== WHAT TO DO ==
Your task is to repeat all of the data exactly while excluding the pictures.

[Stored records]
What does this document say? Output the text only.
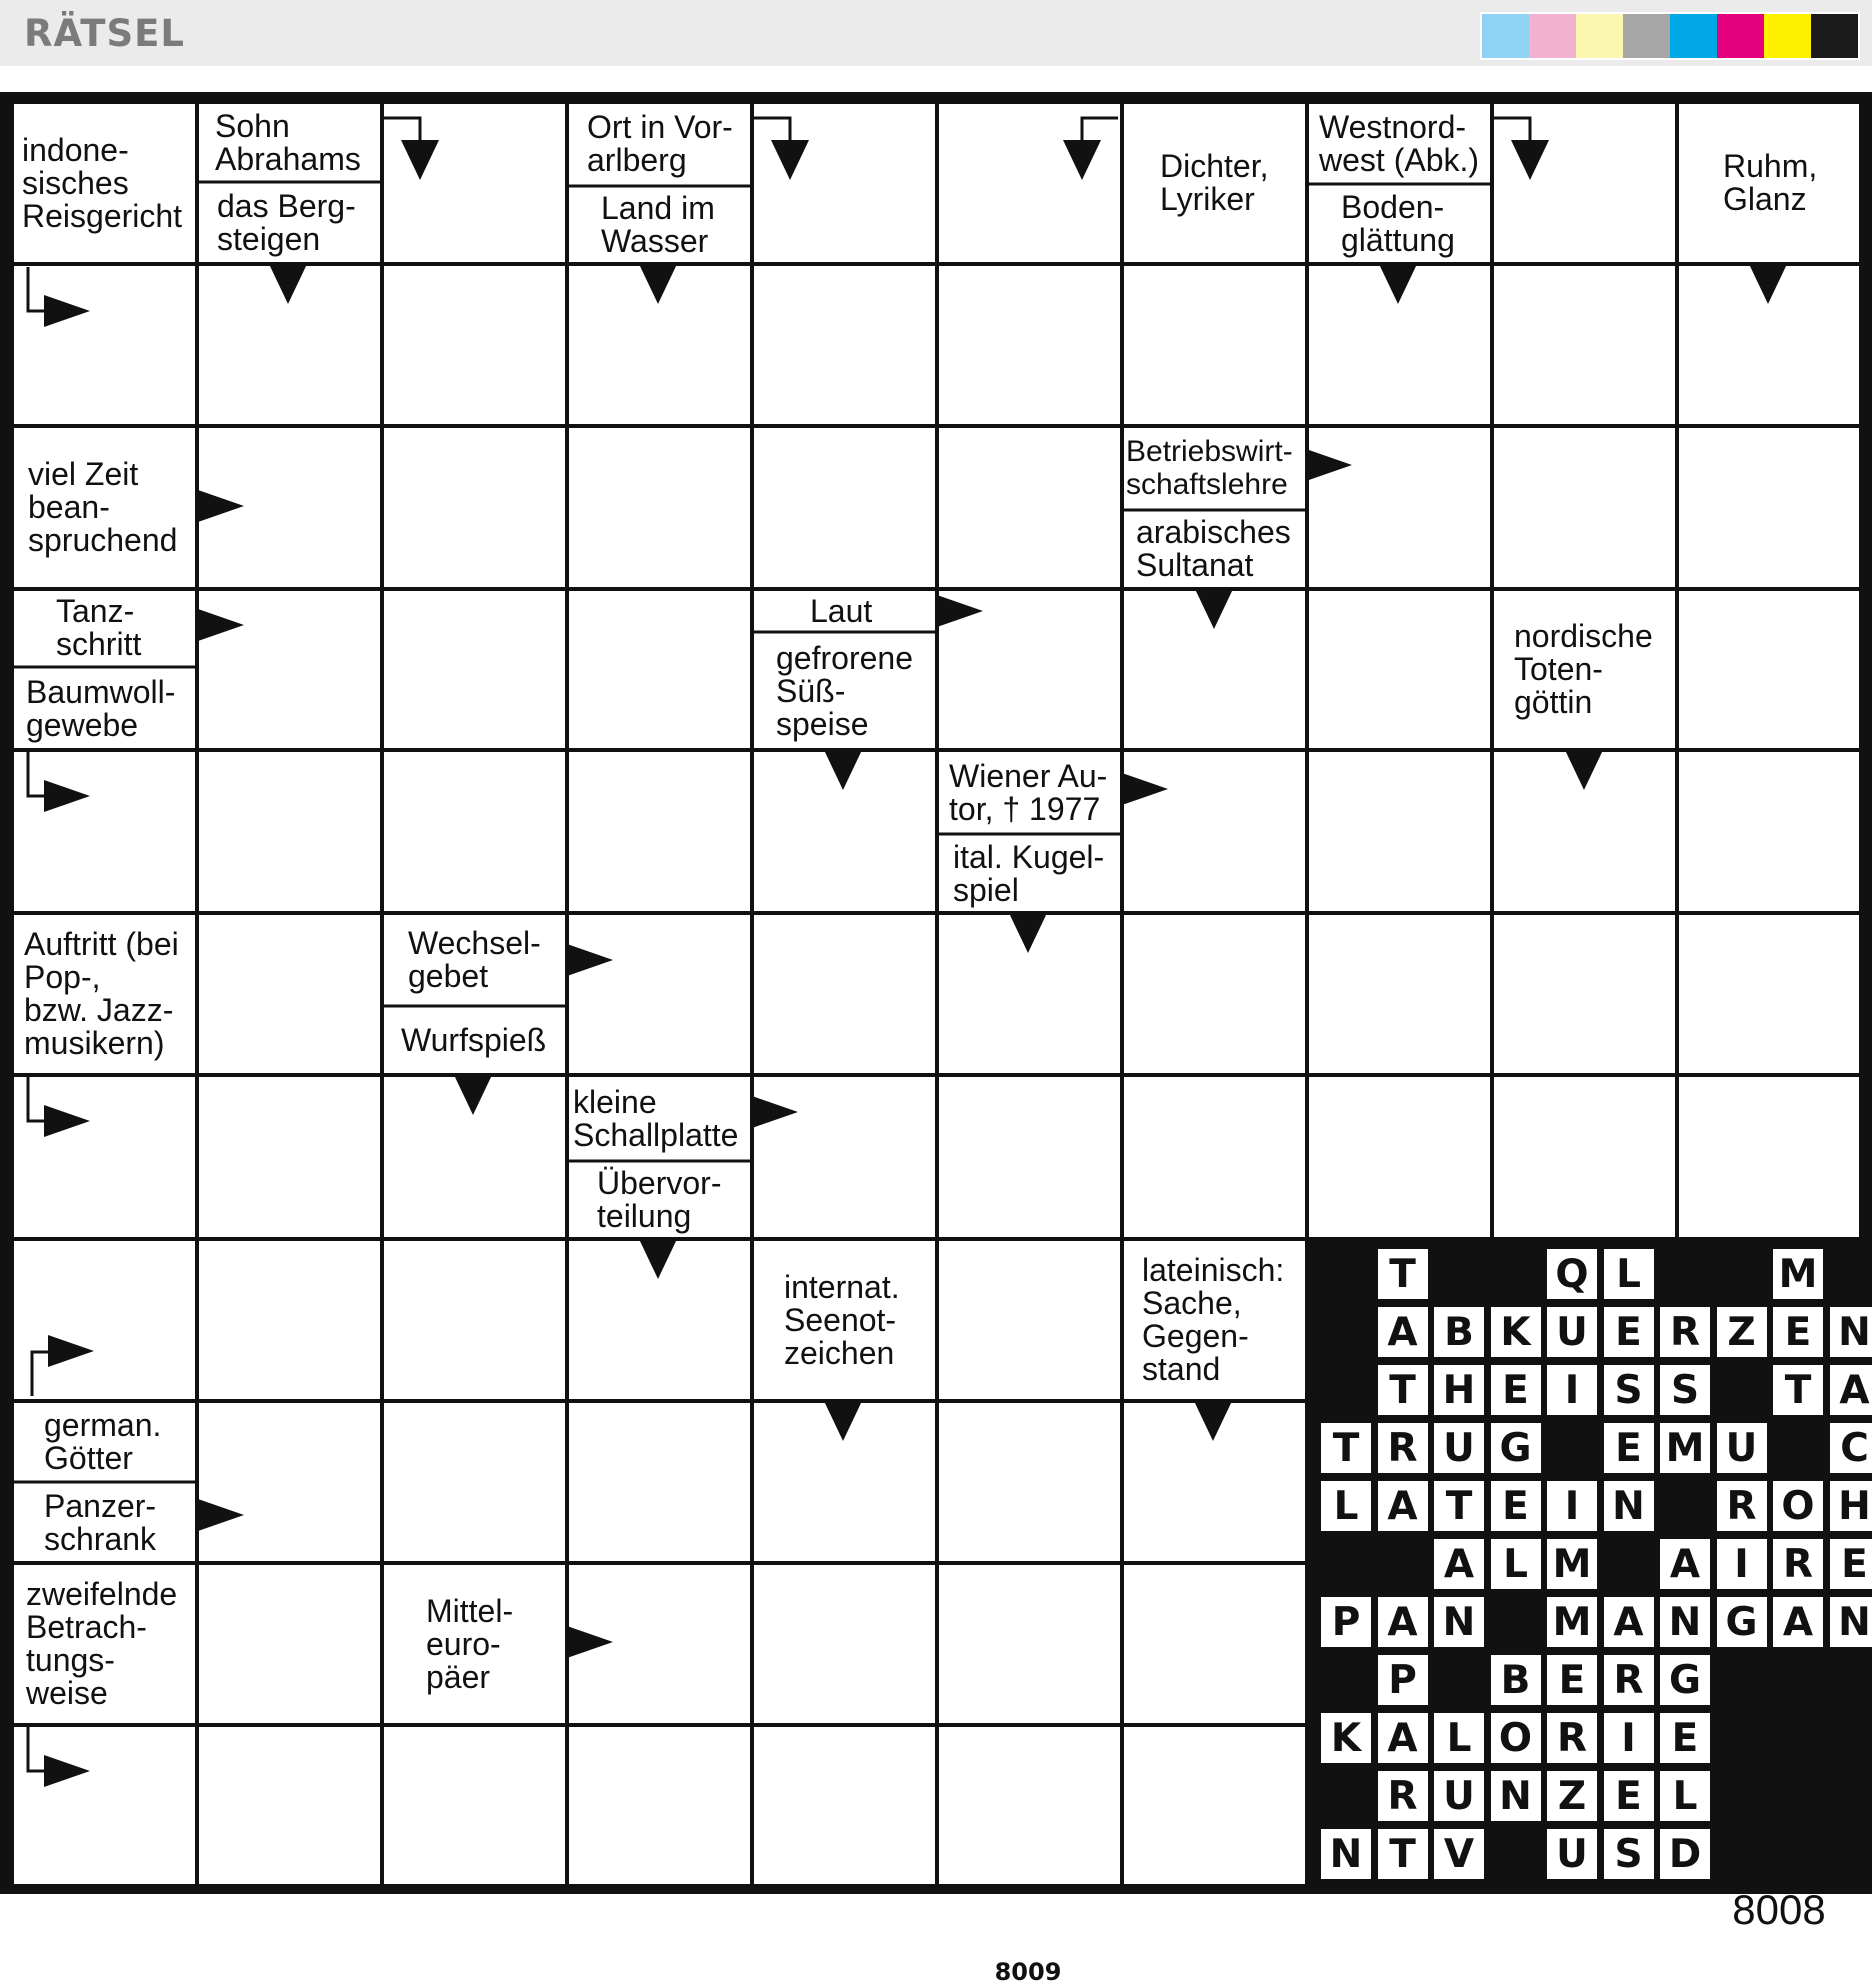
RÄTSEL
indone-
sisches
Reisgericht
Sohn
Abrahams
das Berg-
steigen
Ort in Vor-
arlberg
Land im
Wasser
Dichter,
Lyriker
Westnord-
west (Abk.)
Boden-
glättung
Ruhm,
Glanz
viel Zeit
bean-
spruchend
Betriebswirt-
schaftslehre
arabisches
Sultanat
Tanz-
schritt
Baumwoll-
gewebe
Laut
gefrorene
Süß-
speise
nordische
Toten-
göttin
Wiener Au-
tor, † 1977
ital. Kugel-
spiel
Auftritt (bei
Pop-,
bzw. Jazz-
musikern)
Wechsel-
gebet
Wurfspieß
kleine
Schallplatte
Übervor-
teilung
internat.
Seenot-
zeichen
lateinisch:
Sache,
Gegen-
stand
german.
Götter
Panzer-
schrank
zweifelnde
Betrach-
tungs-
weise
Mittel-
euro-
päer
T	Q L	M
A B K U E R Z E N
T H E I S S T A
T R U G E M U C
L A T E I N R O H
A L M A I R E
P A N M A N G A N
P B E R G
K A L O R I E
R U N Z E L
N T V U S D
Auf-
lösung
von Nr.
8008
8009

== SOLUTION TO THIS EXERCISE ==
What does this document say? Output the text only.
RÄTSEL
indone-
sisches
Reisgericht
Sohn
Abrahams
das Berg-
steigen
Ort in Vor-
arlberg
Land im
Wasser
Dichter,
Lyriker
Westnord-
west (Abk.)
Boden-
glättung
Ruhm,
Glanz
viel Zeit
bean-
spruchend
Betriebswirt-
schaftslehre
arabisches
Sultanat
Tanz-
schritt
Baumwoll-
gewebe
Laut
gefrorene
Süß-
speise
nordische
Toten-
göttin
Wiener Au-
tor, † 1977
ital. Kugel-
spiel
Auftritt (bei
Pop-,
bzw. Jazz-
musikern)
Wechsel-
gebet
Wurfspieß
kleine
Schallplatte
Übervor-
teilung
internat.
Seenot-
zeichen
lateinisch:
Sache,
Gegen-
stand
german.
Götter
Panzer-
schrank
zweifelnde
Betrach-
tungs-
weise
Mittel-
euro-
päer
T	Q L	M
A B K U E R Z E N
T H E I S S T A
T R U G E M U C
L A T E I N R O H
A L M A I R E
P A N M A N G A N
P B E R G
K A L O R I E
R U N Z E L
N T V U S D
Auf-
lösung
von Nr.
8008
8009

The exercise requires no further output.